#### Task instructions
Copy each line below in which the string "одном" occurs.

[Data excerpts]

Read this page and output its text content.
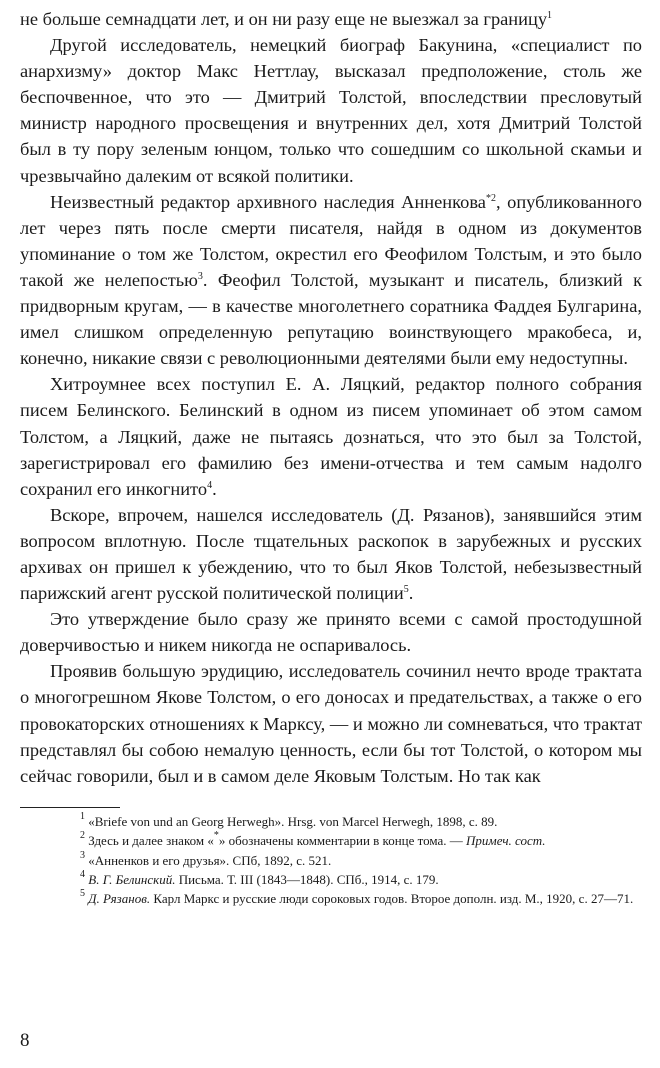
не больше семнадцати лет, и он ни разу еще не выезжал за границу$^1$

Другой исследователь, немецкий биограф Бакунина, «специалист по анархизму» доктор Макс Неттлау, высказал предположение, столь же беспочвенное, что это — Дмитрий Толстой, впоследствии пресловутый министр народного просвещения и внутренних дел, хотя Дмитрий Толстой был в ту пору зеленым юнцом, только что сошедшим со школьной скамьи и чрезвычайно далеким от всякой политики.

Неизвестный редактор архивного наследия Анненкова$^{*2}$, опубликованного лет через пять после смерти писателя, найдя в одном из документов упоминание о том же Толстом, окрестил его Феофилом Толстым, и это было такой же нелепостью$^3$. Феофил Толстой, музыкант и писатель, близкий к придворным кругам, — в качестве многолетнего соратника Фаддея Булгарина, имел слишком определенную репутацию воинствующего мракобеса, и, конечно, никакие связи с революционными деятелями были ему недоступны.

Хитроумнее всех поступил Е. А. Ляцкий, редактор полного собрания писем Белинского. Белинский в одном из писем упоминает об этом самом Толстом, а Ляцкий, даже не пытаясь дознаться, что это был за Толстой, зарегистрировал его фамилию без имени-отчества и тем самым надолго сохранил его инкогнито$^4$.

Вскоре, впрочем, нашелся исследователь (Д. Рязанов), занявшийся этим вопросом вплотную. После тщательных раскопок в зарубежных и русских архивах он пришел к убеждению, что то был Яков Толстой, небезызвестный парижский агент русской политической полиции$^5$.

Это утверждение было сразу же принято всеми с самой простодушной доверчивостью и никем никогда не оспаривалось.

Проявив большую эрудицию, исследователь сочинил нечто вроде трактата о многогрешном Якове Толстом, о его доносах и предательствах, а также о его провокаторских отношениях к Марксу, — и можно ли сомневаться, что трактат представлял бы собою немалую ценность, если бы тот Толстой, о котором мы сейчас говорили, был и в самом деле Яковым Толстым. Но так как

$^1$ «Briefe von und an Georg Herwegh». Hrsg. von Marcel Herwegh, 1898, с. 89.

$^2$ Здесь и далее знаком «*» обозначены комментарии в конце тома. — Примеч. сост.

$^3$ «Анненков и его друзья». СПб, 1892, с. 521.

$^4$ В. Г. Белинский. Письма. Т. III (1843—1848). СПб., 1914, с. 179.

$^5$ Д. Рязанов. Карл Маркс и русские люди сороковых годов. Второе дополн. изд. М., 1920, с. 27—71.

8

#### Expected output
Неизвестный редактор архивного наследия Анненкова$^{*2}$, опубликованного лет через пять после смерти писателя, найдя в одном из документов упоминание о том же Толстом, окрестил его Феофилом Толстым, и это было такой же нелепостью$^3$. Феофил Толстой, музыкант и писатель, близкий к придворным кругам, — в качестве многолетнего соратника Фаддея Булгарина, имел слишком определенную репутацию воинствующего мракобеса, и, конечно, никакие связи с революционными деятелями были ему недоступны.
Хитроумнее всех поступил Е. А. Ляцкий, редактор полного собрания писем Белинского. Белинский в одном из писем упоминает об этом самом Толстом, а Ляцкий, даже не пытаясь дознаться, что это был за Толстой, зарегистрировал его фамилию без имени-отчества и тем самым надолго сохранил его инкогнито$^4$.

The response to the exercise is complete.